> _THE EXERCISE_:
Print the whole listing exactly.

⁂

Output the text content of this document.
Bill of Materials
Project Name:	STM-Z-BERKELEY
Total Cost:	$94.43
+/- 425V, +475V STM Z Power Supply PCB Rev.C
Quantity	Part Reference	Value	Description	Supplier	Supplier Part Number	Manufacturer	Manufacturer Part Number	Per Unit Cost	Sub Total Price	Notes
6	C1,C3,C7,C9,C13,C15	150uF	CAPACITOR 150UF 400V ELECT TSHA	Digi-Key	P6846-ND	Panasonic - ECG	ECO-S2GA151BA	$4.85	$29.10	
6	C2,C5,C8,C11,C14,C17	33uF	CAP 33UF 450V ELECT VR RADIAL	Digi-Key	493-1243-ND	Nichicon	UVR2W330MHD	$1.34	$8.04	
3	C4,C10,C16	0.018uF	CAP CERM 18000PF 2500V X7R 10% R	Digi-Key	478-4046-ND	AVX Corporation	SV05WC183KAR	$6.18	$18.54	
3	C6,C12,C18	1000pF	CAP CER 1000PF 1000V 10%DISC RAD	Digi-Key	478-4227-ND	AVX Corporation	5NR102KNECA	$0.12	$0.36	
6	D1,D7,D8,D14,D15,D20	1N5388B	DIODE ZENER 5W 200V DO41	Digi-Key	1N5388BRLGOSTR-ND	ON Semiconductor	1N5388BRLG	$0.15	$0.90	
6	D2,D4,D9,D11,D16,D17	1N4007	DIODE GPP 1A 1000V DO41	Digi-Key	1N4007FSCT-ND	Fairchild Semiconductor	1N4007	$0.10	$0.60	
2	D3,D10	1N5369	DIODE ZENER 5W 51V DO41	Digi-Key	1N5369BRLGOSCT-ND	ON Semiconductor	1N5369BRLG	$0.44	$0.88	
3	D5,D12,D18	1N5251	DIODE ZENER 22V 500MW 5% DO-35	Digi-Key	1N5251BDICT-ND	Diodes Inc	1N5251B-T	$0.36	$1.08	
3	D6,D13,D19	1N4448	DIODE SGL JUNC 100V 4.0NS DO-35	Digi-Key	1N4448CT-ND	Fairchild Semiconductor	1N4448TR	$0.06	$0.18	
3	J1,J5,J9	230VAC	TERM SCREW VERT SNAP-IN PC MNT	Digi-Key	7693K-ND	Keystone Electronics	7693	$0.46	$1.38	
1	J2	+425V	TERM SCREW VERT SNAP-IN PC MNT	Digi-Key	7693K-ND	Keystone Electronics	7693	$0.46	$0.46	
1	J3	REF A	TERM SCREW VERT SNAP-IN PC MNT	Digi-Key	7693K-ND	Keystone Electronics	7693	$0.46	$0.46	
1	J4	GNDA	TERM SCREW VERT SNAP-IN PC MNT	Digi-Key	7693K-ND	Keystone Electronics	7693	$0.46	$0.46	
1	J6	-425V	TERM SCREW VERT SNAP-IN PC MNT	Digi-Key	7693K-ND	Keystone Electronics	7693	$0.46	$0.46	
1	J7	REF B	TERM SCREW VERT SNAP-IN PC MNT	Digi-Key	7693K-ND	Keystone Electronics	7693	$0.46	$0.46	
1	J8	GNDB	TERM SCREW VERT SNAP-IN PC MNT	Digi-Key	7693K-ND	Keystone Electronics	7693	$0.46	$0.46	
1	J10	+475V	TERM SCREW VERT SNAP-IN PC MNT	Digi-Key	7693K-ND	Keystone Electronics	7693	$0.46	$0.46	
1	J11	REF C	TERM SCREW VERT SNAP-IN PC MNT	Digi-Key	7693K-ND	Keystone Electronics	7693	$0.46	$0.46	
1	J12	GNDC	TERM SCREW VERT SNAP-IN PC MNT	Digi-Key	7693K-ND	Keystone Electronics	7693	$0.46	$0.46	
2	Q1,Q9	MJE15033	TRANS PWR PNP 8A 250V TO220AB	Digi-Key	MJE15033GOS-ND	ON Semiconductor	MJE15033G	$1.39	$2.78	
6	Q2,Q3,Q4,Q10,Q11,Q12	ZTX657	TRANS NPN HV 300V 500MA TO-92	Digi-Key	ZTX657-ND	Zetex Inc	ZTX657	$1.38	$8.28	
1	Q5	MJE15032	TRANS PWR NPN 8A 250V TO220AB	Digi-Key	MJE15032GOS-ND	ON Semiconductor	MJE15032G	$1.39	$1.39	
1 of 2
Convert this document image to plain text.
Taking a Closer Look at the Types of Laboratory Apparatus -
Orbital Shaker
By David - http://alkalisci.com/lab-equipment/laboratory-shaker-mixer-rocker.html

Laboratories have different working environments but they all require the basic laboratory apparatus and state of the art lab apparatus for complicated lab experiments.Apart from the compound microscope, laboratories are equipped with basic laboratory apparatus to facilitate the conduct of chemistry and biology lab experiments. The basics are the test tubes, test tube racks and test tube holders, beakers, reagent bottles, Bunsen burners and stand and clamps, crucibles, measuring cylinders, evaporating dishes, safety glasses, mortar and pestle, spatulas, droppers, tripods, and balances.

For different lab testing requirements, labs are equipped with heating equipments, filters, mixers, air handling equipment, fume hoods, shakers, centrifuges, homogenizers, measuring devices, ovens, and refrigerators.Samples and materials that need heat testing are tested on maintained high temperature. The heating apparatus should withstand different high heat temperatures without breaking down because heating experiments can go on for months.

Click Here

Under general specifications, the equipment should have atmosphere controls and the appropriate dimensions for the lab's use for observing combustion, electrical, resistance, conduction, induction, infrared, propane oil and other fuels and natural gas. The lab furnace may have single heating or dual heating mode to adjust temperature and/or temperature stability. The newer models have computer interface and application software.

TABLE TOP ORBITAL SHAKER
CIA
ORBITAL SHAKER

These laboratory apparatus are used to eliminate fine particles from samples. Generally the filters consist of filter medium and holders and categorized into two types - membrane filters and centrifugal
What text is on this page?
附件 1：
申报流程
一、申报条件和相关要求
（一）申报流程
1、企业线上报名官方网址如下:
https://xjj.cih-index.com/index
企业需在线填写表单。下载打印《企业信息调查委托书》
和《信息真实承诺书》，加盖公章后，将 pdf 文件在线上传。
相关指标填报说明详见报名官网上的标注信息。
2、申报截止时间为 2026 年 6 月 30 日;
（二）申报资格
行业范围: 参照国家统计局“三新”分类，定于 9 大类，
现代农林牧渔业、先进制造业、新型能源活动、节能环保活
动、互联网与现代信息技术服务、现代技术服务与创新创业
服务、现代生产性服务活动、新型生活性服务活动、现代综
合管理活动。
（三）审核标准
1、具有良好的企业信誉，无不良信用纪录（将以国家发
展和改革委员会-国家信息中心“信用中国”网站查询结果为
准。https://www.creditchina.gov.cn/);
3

⁂

> _ANSWER FOR THE TASK_:
Output the text content of this document.
Bill of Materials
Project Name:	STM-Z-BERKELEY
Total Cost:	$94.43
+/- 425V, +475V STM Z Power Supply PCB Rev.C
Quantity	Part Reference	Value	Description	Supplier	Supplier Part Number	Manufacturer	Manufacturer Part Number	Per Unit Cost	Sub Total Price	Notes
6	C1,C3,C7,C9,C13,C15	150uF	CAPACITOR 150UF 400V ELECT TSHA	Digi-Key	P6846-ND	Panasonic - ECG	ECO-S2GA151BA	$4.85	$29.10	
6	C2,C5,C8,C11,C14,C17	33uF	CAP 33UF 450V ELECT VR RADIAL	Digi-Key	493-1243-ND	Nichicon	UVR2W330MHD	$1.34	$8.04	
3	C4,C10,C16	0.018uF	CAP CERM 18000PF 2500V X7R 10% R	Digi-Key	478-4046-ND	AVX Corporation	SV05WC183KAR	$6.18	$18.54	
3	C6,C12,C18	1000pF	CAP CER 1000PF 1000V 10%DISC RAD	Digi-Key	478-4227-ND	AVX Corporation	5NR102KNECA	$0.12	$0.36	
6	D1,D7,D8,D14,D15,D20	1N5388B	DIODE ZENER 5W 200V DO41	Digi-Key	1N5388BRLGOSTR-ND	ON Semiconductor	1N5388BRLG	$0.15	$0.90	
6	D2,D4,D9,D11,D16,D17	1N4007	DIODE GPP 1A 1000V DO41	Digi-Key	1N4007FSCT-ND	Fairchild Semiconductor	1N4007	$0.10	$0.60	
2	D3,D10	1N5369	DIODE ZENER 5W 51V DO41	Digi-Key	1N5369BRLGOSCT-ND	ON Semiconductor	1N5369BRLG	$0.44	$0.88	
3	D5,D12,D18	1N5251	DIODE ZENER 22V 500MW 5% DO-35	Digi-Key	1N5251BDICT-ND	Diodes Inc	1N5251B-T	$0.36	$1.08	
3	D6,D13,D19	1N4448	DIODE SGL JUNC 100V 4.0NS DO-35	Digi-Key	1N4448CT-ND	Fairchild Semiconductor	1N4448TR	$0.06	$0.18	
3	J1,J5,J9	230VAC	TERM SCREW VERT SNAP-IN PC MNT	Digi-Key	7693K-ND	Keystone Electronics	7693	$0.46	$1.38	
1	J2	+425V	TERM SCREW VERT SNAP-IN PC MNT	Digi-Key	7693K-ND	Keystone Electronics	7693	$0.46	$0.46	
1	J3	REF A	TERM SCREW VERT SNAP-IN PC MNT	Digi-Key	7693K-ND	Keystone Electronics	7693	$0.46	$0.46	
1	J4	GNDA	TERM SCREW VERT SNAP-IN PC MNT	Digi-Key	7693K-ND	Keystone Electronics	7693	$0.46	$0.46	
1	J6	-425V	TERM SCREW VERT SNAP-IN PC MNT	Digi-Key	7693K-ND	Keystone Electronics	7693	$0.46	$0.46	
1	J7	REF B	TERM SCREW VERT SNAP-IN PC MNT	Digi-Key	7693K-ND	Keystone Electronics	7693	$0.46	$0.46	
1	J8	GNDB	TERM SCREW VERT SNAP-IN PC MNT	Digi-Key	7693K-ND	Keystone Electronics	7693	$0.46	$0.46	
1	J10	+475V	TERM SCREW VERT SNAP-IN PC MNT	Digi-Key	7693K-ND	Keystone Electronics	7693	$0.46	$0.46	
1	J11	REF C	TERM SCREW VERT SNAP-IN PC MNT	Digi-Key	7693K-ND	Keystone Electronics	7693	$0.46	$0.46	
1	J12	GNDC	TERM SCREW VERT SNAP-IN PC MNT	Digi-Key	7693K-ND	Keystone Electronics	7693	$0.46	$0.46	
2	Q1,Q9	MJE15033	TRANS PWR PNP 8A 250V TO220AB	Digi-Key	MJE15033GOS-ND	ON Semiconductor	MJE15033G	$1.39	$2.78	
6	Q2,Q3,Q4,Q10,Q11,Q12	ZTX657	TRANS NPN HV 300V 500MA TO-92	Digi-Key	ZTX657-ND	Zetex Inc	ZTX657	$1.38	$8.28	
1	Q5	MJE15032	TRANS PWR NPN 8A 250V TO220AB	Digi-Key	MJE15032GOS-ND	ON Semiconductor	MJE15032G	$1.39	$1.39	
1 of 2
Convert this document image to plain text.
Taking a Closer Look at the Types of Laboratory Apparatus -
Orbital Shaker
By David - http://alkalisci.com/lab-equipment/laboratory-shaker-mixer-rocker.html

Laboratories have different working environments but they all require the basic laboratory apparatus and state of the art lab apparatus for complicated lab experiments.Apart from the compound microscope, laboratories are equipped with basic laboratory apparatus to facilitate the conduct of chemistry and biology lab experiments. The basics are the test tubes, test tube racks and test tube holders, beakers, reagent bottles, Bunsen burners and stand and clamps, crucibles, measuring cylinders, evaporating dishes, safety glasses, mortar and pestle, spatulas, droppers, tripods, and balances.

For different lab testing requirements, labs are equipped with heating equipments, filters, mixers, air handling equipment, fume hoods, shakers, centrifuges, homogenizers, measuring devices, ovens, and refrigerators.Samples and materials that need heat testing are tested on maintained high temperature. The heating apparatus should withstand different high heat temperatures without breaking down because heating experiments can go on for months.

Click Here

Under general specifications, the equipment should have atmosphere controls and the appropriate dimensions for the lab's use for observing combustion, electrical, resistance, conduction, induction, infrared, propane oil and other fuels and natural gas. The lab furnace may have single heating or dual heating mode to adjust temperature and/or temperature stability. The newer models have computer interface and application software.

TABLE TOP ORBITAL SHAKER
CIA
ORBITAL SHAKER

These laboratory apparatus are used to eliminate fine particles from samples. Generally the filters consist of filter medium and holders and categorized into two types - membrane filters and centrifugal
What text is on this page?
附件 1：
申报流程
一、申报条件和相关要求
（一）申报流程
1、企业线上报名官方网址如下:
https://xjj.cih-index.com/index
企业需在线填写表单。下载打印《企业信息调查委托书》
和《信息真实承诺书》，加盖公章后，将 pdf 文件在线上传。
相关指标填报说明详见报名官网上的标注信息。
2、申报截止时间为 2026 年 6 月 30 日;
（二）申报资格
行业范围: 参照国家统计局“三新”分类，定于 9 大类，
现代农林牧渔业、先进制造业、新型能源活动、节能环保活
动、互联网与现代信息技术服务、现代技术服务与创新创业
服务、现代生产性服务活动、新型生活性服务活动、现代综
合管理活动。
（三）审核标准
1、具有良好的企业信誉，无不良信用纪录（将以国家发
展和改革委员会-国家信息中心“信用中国”网站查询结果为
准。https://www.creditchina.gov.cn/);
3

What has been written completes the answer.